### Written task
Work through the records below and tally every line containing "Blue". Reply with the total alone.

### Materials provided
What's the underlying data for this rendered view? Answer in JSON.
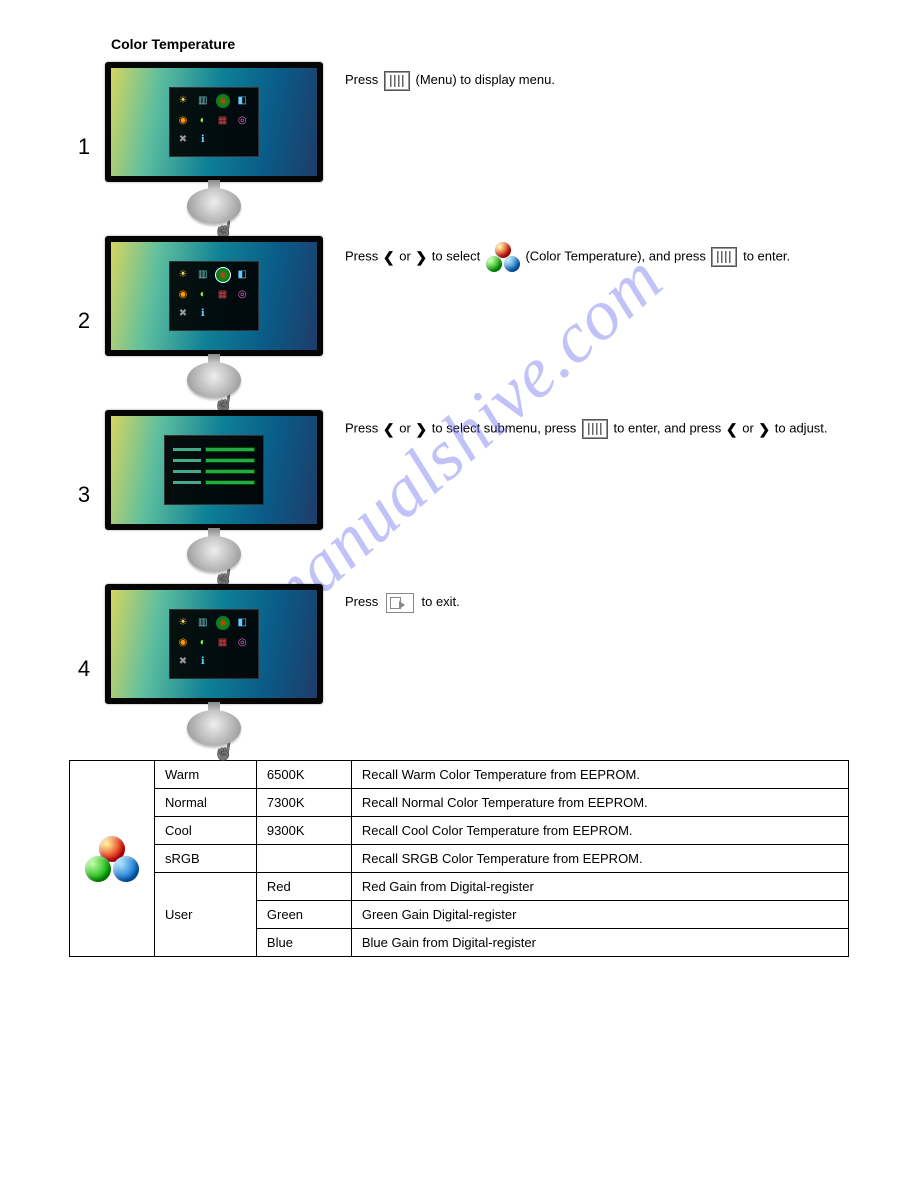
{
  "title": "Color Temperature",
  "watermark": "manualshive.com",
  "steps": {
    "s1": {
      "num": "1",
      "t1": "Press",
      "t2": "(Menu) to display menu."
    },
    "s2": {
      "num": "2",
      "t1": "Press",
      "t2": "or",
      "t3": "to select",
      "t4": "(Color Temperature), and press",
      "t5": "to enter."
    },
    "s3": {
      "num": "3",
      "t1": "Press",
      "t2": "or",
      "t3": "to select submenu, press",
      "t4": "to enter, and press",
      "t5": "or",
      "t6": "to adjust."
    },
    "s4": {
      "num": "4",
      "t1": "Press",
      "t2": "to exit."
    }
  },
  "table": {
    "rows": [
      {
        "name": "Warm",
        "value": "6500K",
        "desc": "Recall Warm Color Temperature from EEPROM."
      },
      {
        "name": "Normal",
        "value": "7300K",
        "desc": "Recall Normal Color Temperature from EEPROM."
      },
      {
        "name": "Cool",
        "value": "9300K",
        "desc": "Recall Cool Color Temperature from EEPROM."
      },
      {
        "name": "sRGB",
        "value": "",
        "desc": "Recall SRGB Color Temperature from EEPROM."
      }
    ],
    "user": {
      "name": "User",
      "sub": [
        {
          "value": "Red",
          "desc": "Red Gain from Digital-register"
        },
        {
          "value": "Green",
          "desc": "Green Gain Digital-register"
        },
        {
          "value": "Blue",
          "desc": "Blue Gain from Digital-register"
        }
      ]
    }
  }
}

### Task response
2